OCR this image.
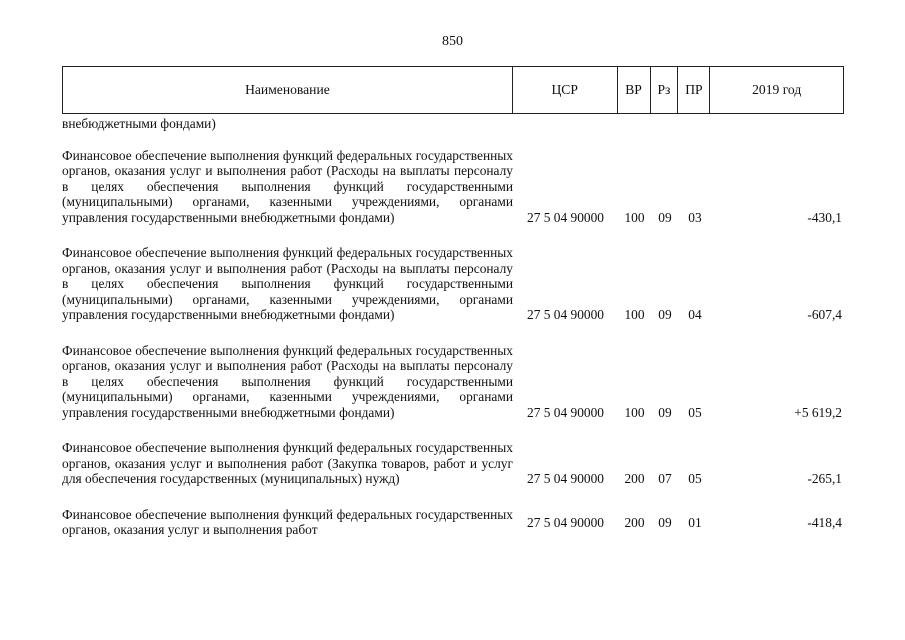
850
Наименование	ЦСР	ВР	Рз	ПР	2019 год
внебюджетными фондами)
Финансовое обеспечение выполнения функций федеральных государственных органов, оказания услуг и выполнения работ (Расходы на выплаты персоналу в целях обеспечения выполнения функций государственными (муниципальными) органами, казенными учреждениями, органами управления государственными внебюджетными фондами)	27 5 04 90000	100	09	03	-430,1
Финансовое обеспечение выполнения функций федеральных государственных органов, оказания услуг и выполнения работ (Расходы на выплаты персоналу в целях обеспечения выполнения функций государственными (муниципальными) органами, казенными учреждениями, органами управления государственными внебюджетными фондами)	27 5 04 90000	100	09	04	-607,4
Финансовое обеспечение выполнения функций федеральных государственных органов, оказания услуг и выполнения работ (Расходы на выплаты персоналу в целях обеспечения выполнения функций государственными (муниципальными) органами, казенными учреждениями, органами управления государственными внебюджетными фондами)	27 5 04 90000	100	09	05	+5 619,2
Финансовое обеспечение выполнения функций федеральных государственных органов, оказания услуг и выполнения работ (Закупка товаров, работ и услуг для обеспечения государственных (муниципальных) нужд)	27 5 04 90000	200	07	05	-265,1
Финансовое обеспечение выполнения функций федеральных государственных органов, оказания услуг и выполнения работ	27 5 04 90000	200	09	01	-418,4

# # #

Without including the pictures, reproduce all entries exactly.

OCR this image.
850
Наименование	ЦСР	ВР	Рз	ПР	2019 год
внебюджетными фондами)
Финансовое обеспечение выполнения функций федеральных государственных органов, оказания услуг и выполнения работ (Расходы на выплаты персоналу в целях обеспечения выполнения функций государственными (муниципальными) органами, казенными учреждениями, органами управления государственными внебюджетными фондами)	27 5 04 90000	100	09	03	-430,1
Финансовое обеспечение выполнения функций федеральных государственных органов, оказания услуг и выполнения работ (Расходы на выплаты персоналу в целях обеспечения выполнения функций государственными (муниципальными) органами, казенными учреждениями, органами управления государственными внебюджетными фондами)	27 5 04 90000	100	09	04	-607,4
Финансовое обеспечение выполнения функций федеральных государственных органов, оказания услуг и выполнения работ (Расходы на выплаты персоналу в целях обеспечения выполнения функций государственными (муниципальными) органами, казенными учреждениями, органами управления государственными внебюджетными фондами)	27 5 04 90000	100	09	05	+5 619,2
Финансовое обеспечение выполнения функций федеральных государственных органов, оказания услуг и выполнения работ (Закупка товаров, работ и услуг для обеспечения государственных (муниципальных) нужд)	27 5 04 90000	200	07	05	-265,1
Финансовое обеспечение выполнения функций федеральных государственных органов, оказания услуг и выполнения работ	27 5 04 90000	200	09	01	-418,4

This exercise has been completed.